Collected data:
━━━━━━
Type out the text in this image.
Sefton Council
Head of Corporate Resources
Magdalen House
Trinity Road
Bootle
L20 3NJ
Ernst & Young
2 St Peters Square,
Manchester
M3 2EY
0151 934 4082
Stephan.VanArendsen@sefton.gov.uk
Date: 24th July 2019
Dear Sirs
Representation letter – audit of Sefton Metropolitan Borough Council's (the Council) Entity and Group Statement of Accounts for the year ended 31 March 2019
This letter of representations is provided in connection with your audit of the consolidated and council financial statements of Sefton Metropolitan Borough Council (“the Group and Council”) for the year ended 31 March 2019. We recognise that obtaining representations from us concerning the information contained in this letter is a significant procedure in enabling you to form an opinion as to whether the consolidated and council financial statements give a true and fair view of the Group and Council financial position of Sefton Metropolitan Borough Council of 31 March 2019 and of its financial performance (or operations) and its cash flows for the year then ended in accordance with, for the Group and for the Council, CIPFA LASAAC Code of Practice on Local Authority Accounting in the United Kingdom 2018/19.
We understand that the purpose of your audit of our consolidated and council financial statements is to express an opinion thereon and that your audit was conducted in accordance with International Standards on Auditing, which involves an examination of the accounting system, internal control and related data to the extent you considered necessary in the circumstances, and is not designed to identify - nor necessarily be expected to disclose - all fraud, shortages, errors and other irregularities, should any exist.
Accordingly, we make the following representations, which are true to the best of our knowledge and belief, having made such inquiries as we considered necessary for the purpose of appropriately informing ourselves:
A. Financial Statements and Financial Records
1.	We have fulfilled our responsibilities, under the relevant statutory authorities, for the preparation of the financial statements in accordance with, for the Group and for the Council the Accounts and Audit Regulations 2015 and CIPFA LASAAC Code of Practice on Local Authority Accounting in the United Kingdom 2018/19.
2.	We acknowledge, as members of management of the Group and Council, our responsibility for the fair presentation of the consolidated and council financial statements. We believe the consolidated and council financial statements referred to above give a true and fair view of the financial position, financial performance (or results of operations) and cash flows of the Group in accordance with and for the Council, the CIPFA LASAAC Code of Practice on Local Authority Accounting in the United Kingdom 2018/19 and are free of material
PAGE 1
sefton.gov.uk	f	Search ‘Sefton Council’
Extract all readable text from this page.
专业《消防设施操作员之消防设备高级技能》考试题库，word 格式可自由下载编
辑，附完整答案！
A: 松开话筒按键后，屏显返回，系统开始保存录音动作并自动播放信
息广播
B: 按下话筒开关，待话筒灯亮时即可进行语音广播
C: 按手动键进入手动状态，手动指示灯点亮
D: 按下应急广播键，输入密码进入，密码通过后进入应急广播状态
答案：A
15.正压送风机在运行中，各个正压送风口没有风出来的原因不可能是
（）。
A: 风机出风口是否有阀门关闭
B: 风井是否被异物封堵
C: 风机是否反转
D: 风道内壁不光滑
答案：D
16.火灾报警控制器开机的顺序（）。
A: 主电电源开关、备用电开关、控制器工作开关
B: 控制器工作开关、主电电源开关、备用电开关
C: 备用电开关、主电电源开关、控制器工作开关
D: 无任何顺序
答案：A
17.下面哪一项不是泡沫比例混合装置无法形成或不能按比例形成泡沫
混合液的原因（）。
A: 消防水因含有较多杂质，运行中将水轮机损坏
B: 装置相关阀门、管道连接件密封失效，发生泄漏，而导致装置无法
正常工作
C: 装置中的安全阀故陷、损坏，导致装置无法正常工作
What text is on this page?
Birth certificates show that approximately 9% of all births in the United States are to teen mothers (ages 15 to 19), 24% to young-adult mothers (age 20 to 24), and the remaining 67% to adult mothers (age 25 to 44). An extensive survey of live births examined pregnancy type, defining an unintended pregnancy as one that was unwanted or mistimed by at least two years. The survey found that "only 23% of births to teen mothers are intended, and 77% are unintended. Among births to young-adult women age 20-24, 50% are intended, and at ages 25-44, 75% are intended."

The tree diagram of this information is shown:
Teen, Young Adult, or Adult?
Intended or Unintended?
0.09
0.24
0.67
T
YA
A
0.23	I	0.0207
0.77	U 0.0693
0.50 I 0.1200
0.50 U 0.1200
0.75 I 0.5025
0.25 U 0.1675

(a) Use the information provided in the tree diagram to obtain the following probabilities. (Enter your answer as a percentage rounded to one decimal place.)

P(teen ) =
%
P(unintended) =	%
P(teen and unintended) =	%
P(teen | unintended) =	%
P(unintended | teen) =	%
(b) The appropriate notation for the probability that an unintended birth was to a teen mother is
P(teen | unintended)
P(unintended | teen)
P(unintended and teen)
━━━━━━
**PROBLEM STATEMENT**: All of the data must be returned exactly.

**WORKED ANSWER**:
Type out the text in this image.
Sefton Council
Head of Corporate Resources
Magdalen House
Trinity Road
Bootle
L20 3NJ
Ernst & Young
2 St Peters Square,
Manchester
M3 2EY
0151 934 4082
Stephan.VanArendsen@sefton.gov.uk
Date: 24th July 2019
Dear Sirs
Representation letter – audit of Sefton Metropolitan Borough Council's (the Council) Entity and Group Statement of Accounts for the year ended 31 March 2019
This letter of representations is provided in connection with your audit of the consolidated and council financial statements of Sefton Metropolitan Borough Council (“the Group and Council”) for the year ended 31 March 2019. We recognise that obtaining representations from us concerning the information contained in this letter is a significant procedure in enabling you to form an opinion as to whether the consolidated and council financial statements give a true and fair view of the Group and Council financial position of Sefton Metropolitan Borough Council of 31 March 2019 and of its financial performance (or operations) and its cash flows for the year then ended in accordance with, for the Group and for the Council, CIPFA LASAAC Code of Practice on Local Authority Accounting in the United Kingdom 2018/19.
We understand that the purpose of your audit of our consolidated and council financial statements is to express an opinion thereon and that your audit was conducted in accordance with International Standards on Auditing, which involves an examination of the accounting system, internal control and related data to the extent you considered necessary in the circumstances, and is not designed to identify - nor necessarily be expected to disclose - all fraud, shortages, errors and other irregularities, should any exist.
Accordingly, we make the following representations, which are true to the best of our knowledge and belief, having made such inquiries as we considered necessary for the purpose of appropriately informing ourselves:
A. Financial Statements and Financial Records
1.	We have fulfilled our responsibilities, under the relevant statutory authorities, for the preparation of the financial statements in accordance with, for the Group and for the Council the Accounts and Audit Regulations 2015 and CIPFA LASAAC Code of Practice on Local Authority Accounting in the United Kingdom 2018/19.
2.	We acknowledge, as members of management of the Group and Council, our responsibility for the fair presentation of the consolidated and council financial statements. We believe the consolidated and council financial statements referred to above give a true and fair view of the financial position, financial performance (or results of operations) and cash flows of the Group in accordance with and for the Council, the CIPFA LASAAC Code of Practice on Local Authority Accounting in the United Kingdom 2018/19 and are free of material
PAGE 1
sefton.gov.uk	f	Search ‘Sefton Council’
Extract all readable text from this page.
专业《消防设施操作员之消防设备高级技能》考试题库，word 格式可自由下载编
辑，附完整答案！
A: 松开话筒按键后，屏显返回，系统开始保存录音动作并自动播放信
息广播
B: 按下话筒开关，待话筒灯亮时即可进行语音广播
C: 按手动键进入手动状态，手动指示灯点亮
D: 按下应急广播键，输入密码进入，密码通过后进入应急广播状态
答案：A
15.正压送风机在运行中，各个正压送风口没有风出来的原因不可能是
（）。
A: 风机出风口是否有阀门关闭
B: 风井是否被异物封堵
C: 风机是否反转
D: 风道内壁不光滑
答案：D
16.火灾报警控制器开机的顺序（）。
A: 主电电源开关、备用电开关、控制器工作开关
B: 控制器工作开关、主电电源开关、备用电开关
C: 备用电开关、主电电源开关、控制器工作开关
D: 无任何顺序
答案：A
17.下面哪一项不是泡沫比例混合装置无法形成或不能按比例形成泡沫
混合液的原因（）。
A: 消防水因含有较多杂质，运行中将水轮机损坏
B: 装置相关阀门、管道连接件密封失效，发生泄漏，而导致装置无法
正常工作
C: 装置中的安全阀故陷、损坏，导致装置无法正常工作
What text is on this page?
Birth certificates show that approximately 9% of all births in the United States are to teen mothers (ages 15 to 19), 24% to young-adult mothers (age 20 to 24), and the remaining 67% to adult mothers (age 25 to 44). An extensive survey of live births examined pregnancy type, defining an unintended pregnancy as one that was unwanted or mistimed by at least two years. The survey found that "only 23% of births to teen mothers are intended, and 77% are unintended. Among births to young-adult women age 20-24, 50% are intended, and at ages 25-44, 75% are intended."

The tree diagram of this information is shown:
Teen, Young Adult, or Adult?
Intended or Unintended?
0.09
0.24
0.67
T
YA
A
0.23	I	0.0207
0.77	U 0.0693
0.50 I 0.1200
0.50 U 0.1200
0.75 I 0.5025
0.25 U 0.1675

(a) Use the information provided in the tree diagram to obtain the following probabilities. (Enter your answer as a percentage rounded to one decimal place.)

P(teen ) =
%
P(unintended) =	%
P(teen and unintended) =	%
P(teen | unintended) =	%
P(unintended | teen) =	%
(b) The appropriate notation for the probability that an unintended birth was to a teen mother is
P(teen | unintended)
P(unintended | teen)
P(unintended and teen)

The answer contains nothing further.